Exercise description:
Give the data again, word for word.

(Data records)
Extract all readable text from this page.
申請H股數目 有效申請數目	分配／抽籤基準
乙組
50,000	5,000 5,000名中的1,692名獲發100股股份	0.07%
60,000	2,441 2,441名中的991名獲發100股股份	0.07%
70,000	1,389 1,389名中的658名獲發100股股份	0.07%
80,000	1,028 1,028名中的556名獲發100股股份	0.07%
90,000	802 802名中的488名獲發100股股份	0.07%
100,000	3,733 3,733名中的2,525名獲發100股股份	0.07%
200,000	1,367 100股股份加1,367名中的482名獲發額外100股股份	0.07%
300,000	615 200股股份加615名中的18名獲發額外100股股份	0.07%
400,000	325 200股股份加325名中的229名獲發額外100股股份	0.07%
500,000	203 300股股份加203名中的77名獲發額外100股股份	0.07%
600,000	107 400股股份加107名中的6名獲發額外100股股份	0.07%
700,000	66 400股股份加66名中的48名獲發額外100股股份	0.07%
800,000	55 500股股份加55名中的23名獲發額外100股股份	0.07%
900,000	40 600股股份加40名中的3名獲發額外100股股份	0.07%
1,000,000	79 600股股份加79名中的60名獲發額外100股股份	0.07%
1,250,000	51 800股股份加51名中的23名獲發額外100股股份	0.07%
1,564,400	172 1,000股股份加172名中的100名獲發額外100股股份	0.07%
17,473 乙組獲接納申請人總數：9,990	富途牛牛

Response to the exercise:
Extract all readable text from this page.
申請H股數目 有效申請數目	分配／抽籤基準
乙組
50,000	5,000 5,000名中的1,692名獲發100股股份	0.07%
60,000	2,441 2,441名中的991名獲發100股股份	0.07%
70,000	1,389 1,389名中的658名獲發100股股份	0.07%
80,000	1,028 1,028名中的556名獲發100股股份	0.07%
90,000	802 802名中的488名獲發100股股份	0.07%
100,000	3,733 3,733名中的2,525名獲發100股股份	0.07%
200,000	1,367 100股股份加1,367名中的482名獲發額外100股股份	0.07%
300,000	615 200股股份加615名中的18名獲發額外100股股份	0.07%
400,000	325 200股股份加325名中的229名獲發額外100股股份	0.07%
500,000	203 300股股份加203名中的77名獲發額外100股股份	0.07%
600,000	107 400股股份加107名中的6名獲發額外100股股份	0.07%
700,000	66 400股股份加66名中的48名獲發額外100股股份	0.07%
800,000	55 500股股份加55名中的23名獲發額外100股股份	0.07%
900,000	40 600股股份加40名中的3名獲發額外100股股份	0.07%
1,000,000	79 600股股份加79名中的60名獲發額外100股股份	0.07%
1,250,000	51 800股股份加51名中的23名獲發額外100股股份	0.07%
1,564,400	172 1,000股股份加172名中的100名獲發額外100股股份	0.07%
17,473 乙組獲接納申請人總數：9,990	富途牛牛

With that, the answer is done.